■ **SET TASK 1**: In the records below, copy the lines from the one containing "trash-icon[interactable] xyxy=(517,210,529,224)" up to and including the one containing "label-color-blue[interactable] xyxy=(415,451,434,470)" with no changes. Copy nothing else.
:: EXTRACT TO READ
# headlight leveling warning & suspension height light on and off



## boyfriendmechanic (Aug 2, 2007)

Driving today, the big headlight leveling warning came on in the center of the cluster where the warnings are displayed (low fuel, low washer fluid, TPMS etc) WITH the little Allroad "car" icon light in the upper left of the cluster, meaning the air ride height was not controlled properly?
Both lights came on together with a loud beep, then 2 minutes later turned off. a minute later "beep" and both lights come on and so on.

Where do I start? The leveling sensors with the attachment to the lower control arms? Two weeks ago I had the driver's front wheel bearing replaced. Two weeks before that the passenger front CV.
I looked underneath, and the level sensors are still attached  How to test?
Or is it in the headlights themselves?
I can go to autozone to see if there are codes.
advice appreciated thanks!


----------



## boyfriendmechanic (Aug 2, 2007)

*codes*

pretty much comes on after a few miles every time now.
sometimes the ride height warning blinks off then on again
0076 left front level sensor
01771 Headlight range control module
01400 Suspension level control: height exceeded

gonna look at the front left sensor first.


----------



## boyfriendmechanic (Aug 2, 2007)

*how come my car can still set the level?*

Hi again, Before I go taking things apart, why does the car still go to all 4 levels, on all 4 wheels, when I am getting the codes above?
Is it because of the "4t wire" of the left front sensor, to the headlight control?
Maybe it is only this wire that is bad? allowing the car height to be set properly?
maybe I can put the right front sensor in where the left front goes, and the wires will line up.
As I understand it, all 4 sensors are the same, only the front left wiring harness has an additional wire to the headlight controls.

Wiring diagram / colors somewhere out there?


----------
::::
:: DATA PROVIDED
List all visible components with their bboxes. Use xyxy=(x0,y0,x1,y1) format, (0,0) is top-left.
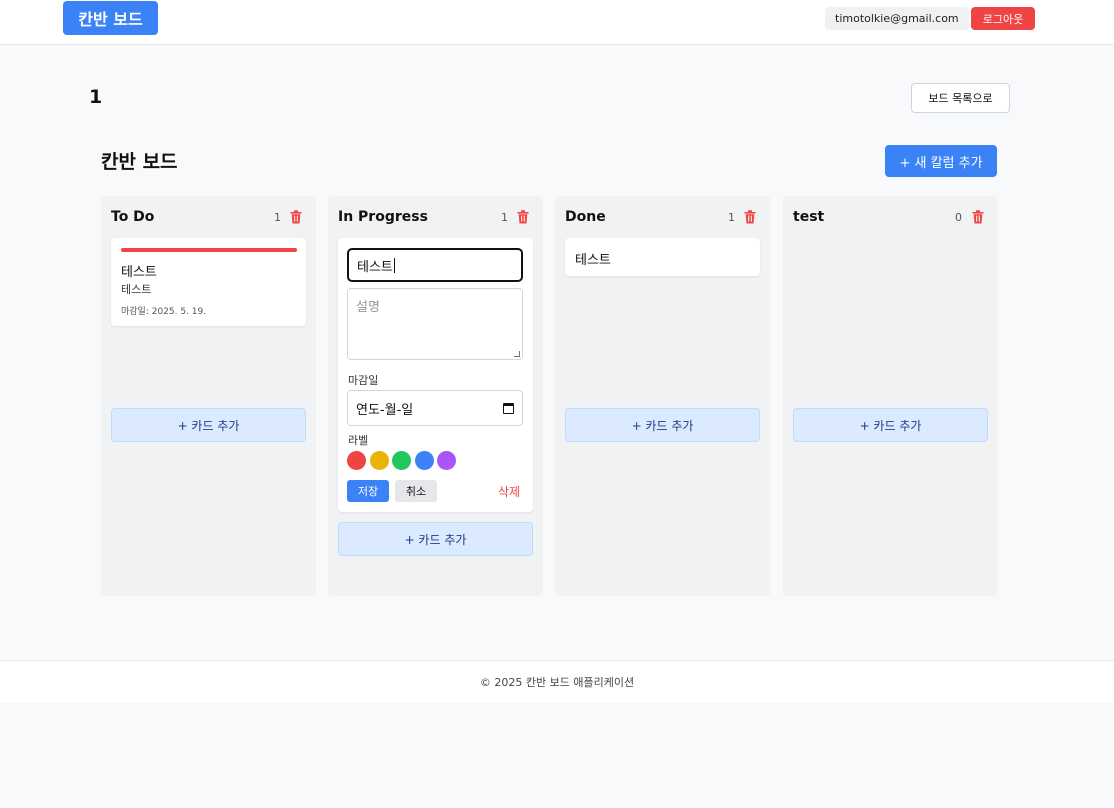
trash-icon[interactable] xyxy=(517,210,529,224)
card-due-date: 마감일: 2025. 5. 19. xyxy=(121,307,207,317)
board-name: 1 xyxy=(89,86,103,108)
text-caret xyxy=(393,257,395,273)
due-date-input[interactable]: 연도-월-일 xyxy=(347,390,523,426)
app-logo-button[interactable]: 칸반 보드 xyxy=(63,1,158,35)
label-color-yellow[interactable] xyxy=(370,451,389,470)
resize-handle-icon[interactable] xyxy=(514,351,520,357)
label-color-green[interactable] xyxy=(392,451,411,470)
footer-copyright: © 2025 칸반 보드 애플리케이션 xyxy=(479,676,635,689)
card-editor: 테스트 설명 마감일 연도-월-일 라벨 저장 취소 삭제 xyxy=(338,238,533,512)
trash-icon[interactable] xyxy=(744,210,756,224)
date-placeholder: 연도-월-일 xyxy=(356,402,414,418)
card-title: 테스트 xyxy=(121,265,157,280)
card-label-bar xyxy=(121,248,297,252)
delete-card-button[interactable]: 삭제 xyxy=(498,483,520,500)
description-placeholder: 설명 xyxy=(356,300,380,315)
save-button[interactable]: 저장 xyxy=(347,480,389,502)
column-done: Done 1 테스트 + 카드 추가 xyxy=(555,196,770,596)
label-color-blue[interactable] xyxy=(415,451,434,470)
logout-button[interactable]: 로그아웃 xyxy=(971,7,1035,30)
column-title: To Do xyxy=(111,209,155,225)
card-title-input[interactable]: 테스트 xyxy=(347,248,523,282)
card-title: 테스트 xyxy=(575,253,611,268)
card-title-input-value: 테스트 xyxy=(357,259,393,275)
column-card-count: 1 xyxy=(274,211,281,224)
column-todo: To Do 1 테스트 테스트 마감일: 2025. 5. 19. + 카드 추… xyxy=(101,196,316,596)
calendar-icon[interactable] xyxy=(503,402,514,414)
back-to-boards-button[interactable]: 보드 목록으로 xyxy=(911,83,1010,113)
cancel-button[interactable]: 취소 xyxy=(395,480,437,502)
trash-icon[interactable] xyxy=(972,210,984,224)
add-card-button[interactable]: + 카드 추가 xyxy=(793,408,988,442)
add-card-button[interactable]: + 카드 추가 xyxy=(111,408,306,442)
column-title: In Progress xyxy=(338,209,428,225)
column-in-progress: In Progress 1 테스트 설명 마감일 연도-월-일 라벨 저장 취소… xyxy=(328,196,543,596)
add-card-button[interactable]: + 카드 추가 xyxy=(565,408,760,442)
due-date-label: 마감일 xyxy=(348,374,379,387)
column-title: test xyxy=(793,209,825,225)
add-card-button[interactable]: + 카드 추가 xyxy=(338,522,533,556)
user-email-badge: timotolkie@gmail.com xyxy=(825,7,969,30)
page-title: 칸반 보드 xyxy=(101,151,178,173)
label-color-red[interactable] xyxy=(347,451,366,470)
trash-icon[interactable] xyxy=(290,210,302,224)
add-column-button[interactable]: + 새 칼럼 추가 xyxy=(885,145,997,177)
card-description: 테스트 xyxy=(121,283,152,296)
column-title: Done xyxy=(565,209,606,225)
column-card-count: 1 xyxy=(501,211,508,224)
footer: © 2025 칸반 보드 애플리케이션 xyxy=(0,660,1114,703)
top-navbar: 칸반 보드 timotolkie@gmail.com 로그아웃 xyxy=(0,0,1114,45)
column-card-count: 1 xyxy=(728,211,735,224)
label-heading: 라벨 xyxy=(348,434,369,447)
task-card[interactable]: 테스트 xyxy=(565,238,760,276)
column-test: test 0 + 카드 추가 xyxy=(783,196,998,596)
column-card-count: 0 xyxy=(955,211,962,224)
task-card[interactable]: 테스트 테스트 마감일: 2025. 5. 19. xyxy=(111,238,306,326)
label-color-purple[interactable] xyxy=(437,451,456,470)
card-description-textarea[interactable]: 설명 xyxy=(347,288,523,360)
::::
■ **SET TASK 2**: In the forum thread about the headlight leveling warning, what code does the poster list for the left front level sensor?

■ **TASK OUTPUT 1**:
trash-icon[interactable] xyxy=(517,210,529,224)
card-due-date: 마감일: 2025. 5. 19. xyxy=(121,307,207,317)
board-name: 1 xyxy=(89,86,103,108)
text-caret xyxy=(393,257,395,273)
due-date-input[interactable]: 연도-월-일 xyxy=(347,390,523,426)
app-logo-button[interactable]: 칸반 보드 xyxy=(63,1,158,35)
label-color-yellow[interactable] xyxy=(370,451,389,470)
resize-handle-icon[interactable] xyxy=(514,351,520,357)
label-color-green[interactable] xyxy=(392,451,411,470)
footer-copyright: © 2025 칸반 보드 애플리케이션 xyxy=(479,676,635,689)
card-editor: 테스트 설명 마감일 연도-월-일 라벨 저장 취소 삭제 xyxy=(338,238,533,512)
trash-icon[interactable] xyxy=(744,210,756,224)
date-placeholder: 연도-월-일 xyxy=(356,402,414,418)
card-title: 테스트 xyxy=(121,265,157,280)
card-label-bar xyxy=(121,248,297,252)
delete-card-button[interactable]: 삭제 xyxy=(498,483,520,500)
description-placeholder: 설명 xyxy=(356,300,380,315)
save-button[interactable]: 저장 xyxy=(347,480,389,502)
column-done: Done 1 테스트 + 카드 추가 xyxy=(555,196,770,596)
label-color-blue[interactable] xyxy=(415,451,434,470)

■ **TASK OUTPUT 2**: 0076